Find the lines with the string "ABIT" and return them.
┌─ Exercise inputs
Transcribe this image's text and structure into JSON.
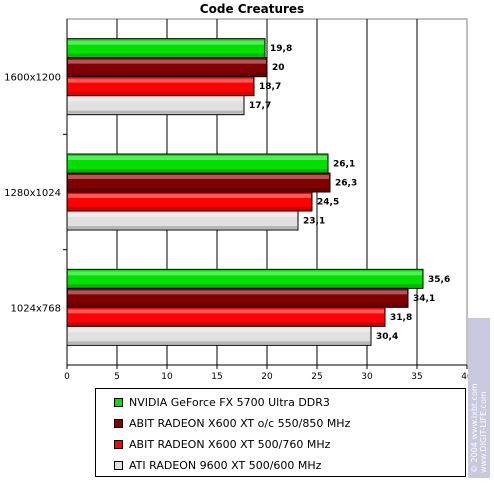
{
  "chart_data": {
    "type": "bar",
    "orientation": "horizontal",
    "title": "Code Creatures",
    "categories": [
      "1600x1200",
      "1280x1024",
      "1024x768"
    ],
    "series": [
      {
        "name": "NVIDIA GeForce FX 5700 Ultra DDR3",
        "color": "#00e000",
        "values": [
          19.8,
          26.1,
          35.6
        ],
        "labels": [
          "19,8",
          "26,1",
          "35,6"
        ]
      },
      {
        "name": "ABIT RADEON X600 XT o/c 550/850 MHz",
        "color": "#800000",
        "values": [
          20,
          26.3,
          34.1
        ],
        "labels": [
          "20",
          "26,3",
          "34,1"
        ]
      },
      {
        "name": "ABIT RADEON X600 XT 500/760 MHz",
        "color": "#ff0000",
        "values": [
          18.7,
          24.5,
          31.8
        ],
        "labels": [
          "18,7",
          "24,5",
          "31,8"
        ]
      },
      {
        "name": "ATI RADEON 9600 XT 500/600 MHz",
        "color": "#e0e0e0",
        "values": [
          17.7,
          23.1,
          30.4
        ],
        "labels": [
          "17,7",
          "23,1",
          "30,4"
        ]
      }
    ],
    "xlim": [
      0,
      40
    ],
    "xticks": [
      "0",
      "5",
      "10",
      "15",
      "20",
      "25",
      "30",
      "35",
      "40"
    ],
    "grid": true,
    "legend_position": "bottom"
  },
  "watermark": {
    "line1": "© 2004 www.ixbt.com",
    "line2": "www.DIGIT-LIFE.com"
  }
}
└─
> Solution
        "name": "ABIT RADEON X600 XT o/c 550/850 MHz",
        "name": "ABIT RADEON X600 XT 500/760 MHz",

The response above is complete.